GOALS:
a - In the discussion thread, what option is said to easily fix the problem of comments being stripped?
b - Reproduce the part of the discussion thread starting with "Thanks again for" and going on through "char is a (.".

DOCUMENT TEXT:

Based on number of titles affected I think the main remaining issue is the whitespace after macro issue. It certainly affects readability.
Apart from the \sqrt(s) pattern the other issues I flagged are quite infrequent.

@tsgit
Copy link
Contributor

tsgit commented Mar 25, 2021

one more problem: "comments" are stripped, that has unintended consequences

Data from Figure 12, 0-20%, shoulder from: Dihadron azimuthal correlations in Au$+$Au collisions at $\sqrt{s_{NN}}=$ 200 GeV
Data from Figure 12, 0-20
Data from Figure 18b - $c_{H\tilde{B}}$vs.$c_{H\tilde{G}}$ Obs. 95% CLs from: Higgs boson production cross-section measurements and their EFT interpretation in the $4\ell $ decay channel at $\sqrt{s}=$13 TeV with the ATLAS detector
Data from Figure 18b - $c_{H\tilde{B}}$vs.$c_{H\tilde{G}}$ Obs. 95
Data from Xi- pT spectrum, Au+Au 7.7 GeV, 40-60% from: Strange hadron production in Au+Au collisions at $\sqrt{s_{NN}}=$7.7 , 11.5, 19.6, 27, and 39 GeV
Data from Xi- pT spectrum, Au+Au 7.7 GeV, 40-60
A 4% measurement of $H_0$ using the cumulative distribution of strong-lensing time delays in doubly-imaged quasars
A 4

there are a lot of those

@tsgit
Copy link
Contributor

tsgit commented Mar 26, 2021

the comments issue is of course easily addressed by option

keep_comments=True

the whitespace issue is trickier. it seems like either pylatexenc leaves all whitespace alone or it gobbles up all whitespace as it is insignificant in math context.
I don't see an option to consume exactly one whitespace after a macro without {} or trailing \

@michamos
Copy link
Contributor Author

Thanks again for the comments @tsgit, I've just pushed a new commit.

  • keep_comments=True is enabled to keep things starting with a %;
  • I've overridden sqrt handling to have different formatting based on whether the next char is a (.

STORED DATA:
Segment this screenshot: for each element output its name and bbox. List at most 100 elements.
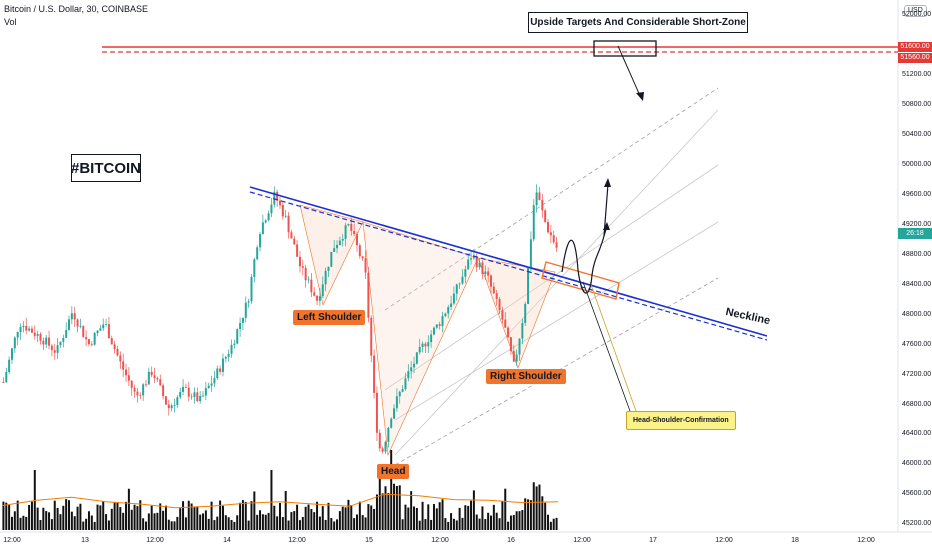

SOLUTIONS TO THE EXERCISE:
a - keep_comments=True

b -
Thanks again for the comments @tsgit, I've just pushed a new commit.

  • keep_comments=True is enabled to keep things starting with a %;
  • I've overridden sqrt handling to have different formatting based on whether the next char is a (.